あるところに、盲目の女性がいました。
先天的な視神経の障害があり、生まれてから一度も見ることを経験したことがありませんでした。
真っ暗な世界の中で、触覚や聴覚だけを頼りに毎日を生きていました。
「見ることができればどれだけ幸せだろう……」
そう思いつつも「そんな夢が叶うわけない」と諦めていました。
あるとき、とあるメーカーが、医療の最先端を結集した視力障害者用のメガネを開発しました。
カメラから見える映像を視覚刺激に変換して、脳に送る装置です。
この装置を使えば、弱い視力ではありますが「見る」という行為が可能になります。
最初その女性は、半信半疑でした。
生まれてから一度も、見ることを経験したことがなく「できるわけがない」と思っていました。
その装置を装着して、スイッチを入れた瞬間、世界が一変しました。
初めて風景を見ました。
初めて自分の顔を見ました。
初めて自分の母を見ました。
ただ見えるだけで、あまりに嬉しく、泣いて感動したのです。
「見える! 素晴らしい! ありがとうございます!」
感謝と感動の言葉を何度も口にして、ぼろぼろ大粒の涙を流しました。
私たちは今、普通に見ることができています。

抽出データ項目:

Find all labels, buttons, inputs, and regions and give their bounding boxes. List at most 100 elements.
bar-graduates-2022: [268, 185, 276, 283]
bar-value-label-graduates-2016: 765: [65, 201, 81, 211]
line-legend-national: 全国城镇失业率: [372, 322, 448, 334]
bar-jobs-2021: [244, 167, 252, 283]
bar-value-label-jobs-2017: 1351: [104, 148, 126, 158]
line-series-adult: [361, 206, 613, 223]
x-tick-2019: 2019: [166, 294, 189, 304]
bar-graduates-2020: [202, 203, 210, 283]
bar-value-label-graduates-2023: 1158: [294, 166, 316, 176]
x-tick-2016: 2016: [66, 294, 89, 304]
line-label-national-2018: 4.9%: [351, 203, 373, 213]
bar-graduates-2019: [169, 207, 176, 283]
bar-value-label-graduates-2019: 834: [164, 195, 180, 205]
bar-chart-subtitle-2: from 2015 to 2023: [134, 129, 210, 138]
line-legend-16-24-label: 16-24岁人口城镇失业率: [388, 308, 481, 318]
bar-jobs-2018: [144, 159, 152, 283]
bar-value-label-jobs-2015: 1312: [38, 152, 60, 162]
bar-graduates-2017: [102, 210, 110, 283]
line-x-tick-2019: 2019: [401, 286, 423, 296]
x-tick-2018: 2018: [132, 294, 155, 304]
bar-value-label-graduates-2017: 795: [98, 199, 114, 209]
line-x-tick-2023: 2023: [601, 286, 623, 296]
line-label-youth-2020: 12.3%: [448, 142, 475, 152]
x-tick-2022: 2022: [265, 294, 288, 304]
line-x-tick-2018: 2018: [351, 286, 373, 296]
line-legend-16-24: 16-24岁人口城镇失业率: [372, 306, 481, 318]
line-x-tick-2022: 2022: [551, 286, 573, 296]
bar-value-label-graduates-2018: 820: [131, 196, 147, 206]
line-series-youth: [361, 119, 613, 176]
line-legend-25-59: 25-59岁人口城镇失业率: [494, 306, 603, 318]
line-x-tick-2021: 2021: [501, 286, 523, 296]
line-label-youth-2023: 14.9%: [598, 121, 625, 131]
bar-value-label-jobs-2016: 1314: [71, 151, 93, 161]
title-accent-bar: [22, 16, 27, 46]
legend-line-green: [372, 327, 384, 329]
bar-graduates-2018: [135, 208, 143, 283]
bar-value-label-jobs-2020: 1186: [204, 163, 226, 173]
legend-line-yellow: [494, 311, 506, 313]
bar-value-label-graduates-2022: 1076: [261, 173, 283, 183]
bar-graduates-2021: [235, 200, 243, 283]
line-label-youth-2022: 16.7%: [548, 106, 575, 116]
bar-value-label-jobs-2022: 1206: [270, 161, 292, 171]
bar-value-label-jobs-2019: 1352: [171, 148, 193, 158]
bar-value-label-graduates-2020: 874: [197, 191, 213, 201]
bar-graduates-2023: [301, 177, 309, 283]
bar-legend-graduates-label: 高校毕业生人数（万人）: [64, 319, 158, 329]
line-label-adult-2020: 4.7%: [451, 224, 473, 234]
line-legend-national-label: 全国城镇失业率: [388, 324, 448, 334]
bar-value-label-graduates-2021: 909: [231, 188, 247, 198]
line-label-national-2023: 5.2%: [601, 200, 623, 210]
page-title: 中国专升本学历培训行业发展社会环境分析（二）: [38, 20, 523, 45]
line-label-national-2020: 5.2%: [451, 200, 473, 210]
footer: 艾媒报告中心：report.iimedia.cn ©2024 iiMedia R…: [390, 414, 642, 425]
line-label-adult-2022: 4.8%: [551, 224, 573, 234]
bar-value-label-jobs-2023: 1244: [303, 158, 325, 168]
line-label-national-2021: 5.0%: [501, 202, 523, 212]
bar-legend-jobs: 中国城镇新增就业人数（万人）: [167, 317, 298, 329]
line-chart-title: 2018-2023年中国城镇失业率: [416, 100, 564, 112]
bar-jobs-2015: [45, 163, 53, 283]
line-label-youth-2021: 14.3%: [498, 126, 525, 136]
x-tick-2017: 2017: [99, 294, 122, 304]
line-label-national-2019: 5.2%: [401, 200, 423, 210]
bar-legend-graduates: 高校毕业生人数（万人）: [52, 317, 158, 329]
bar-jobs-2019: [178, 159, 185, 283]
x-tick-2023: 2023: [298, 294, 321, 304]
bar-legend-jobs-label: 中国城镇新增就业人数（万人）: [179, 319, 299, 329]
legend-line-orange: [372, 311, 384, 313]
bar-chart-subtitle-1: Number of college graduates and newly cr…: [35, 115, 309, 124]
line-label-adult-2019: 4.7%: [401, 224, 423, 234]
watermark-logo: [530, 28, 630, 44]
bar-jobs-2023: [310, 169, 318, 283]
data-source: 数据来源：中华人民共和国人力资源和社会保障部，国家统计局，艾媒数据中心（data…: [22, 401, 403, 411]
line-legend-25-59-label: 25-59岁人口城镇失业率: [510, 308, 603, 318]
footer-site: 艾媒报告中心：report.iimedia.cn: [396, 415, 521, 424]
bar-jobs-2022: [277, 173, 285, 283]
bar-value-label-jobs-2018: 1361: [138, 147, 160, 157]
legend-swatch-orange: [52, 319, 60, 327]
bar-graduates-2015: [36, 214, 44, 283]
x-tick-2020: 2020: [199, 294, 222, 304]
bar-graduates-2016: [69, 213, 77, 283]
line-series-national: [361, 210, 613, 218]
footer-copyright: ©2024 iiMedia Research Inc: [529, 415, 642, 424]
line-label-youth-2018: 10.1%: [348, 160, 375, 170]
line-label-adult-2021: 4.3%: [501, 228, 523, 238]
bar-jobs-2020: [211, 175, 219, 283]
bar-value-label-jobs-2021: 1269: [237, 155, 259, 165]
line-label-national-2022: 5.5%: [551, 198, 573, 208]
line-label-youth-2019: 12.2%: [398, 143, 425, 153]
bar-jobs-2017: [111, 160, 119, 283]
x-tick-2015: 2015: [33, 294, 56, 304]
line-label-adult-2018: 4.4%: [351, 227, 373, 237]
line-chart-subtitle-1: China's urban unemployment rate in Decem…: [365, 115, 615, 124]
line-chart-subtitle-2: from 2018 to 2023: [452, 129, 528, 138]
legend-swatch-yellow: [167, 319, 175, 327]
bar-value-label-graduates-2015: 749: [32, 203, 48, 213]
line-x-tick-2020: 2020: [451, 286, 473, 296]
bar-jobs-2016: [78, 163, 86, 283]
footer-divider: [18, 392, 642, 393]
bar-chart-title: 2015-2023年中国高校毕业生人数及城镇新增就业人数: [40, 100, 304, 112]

作業指示 1:
盲目の女性の文章で、メーカーが開発したメガネはカメラから見える映像をどうする装置だと書かれているか。
作業指示 2:
盲目の女性の文章を、最後の文の後から書き継いでください。
データは盲目の女性の文章とは関係がない。

解答欄 1:
カメラから見える映像を視覚刺激に変換して、脳に送る装置だと書かれている。

解答欄 2:
人を見たり、文章を読んだり、街の風景を眺めたりしているでしょう。
盲目の人にとっては見る行為は「夢」と呼ぶほど感動的なことです。
あなたが見ているその光景は、盲目の人にとっては、泣くほど感動的な光景です。
感動するために、感動的な光景は必要ありません。
ただ見えるだけでいいのです。
空間を認識できる。
色や形を識別できる。
動きや遠近感まで把握できる。
何を見ようと、それは素晴らしい光景です。
ただ見えることに感謝するのです。
見えるだけで素晴らしいこと。
見えることに感謝して、見ることを楽しみましょう。
視覚は、基本的な五感の1つですが、世の中には、それが叶えられない人もいます。
見ることができるだけで、十分幸せなことなのです。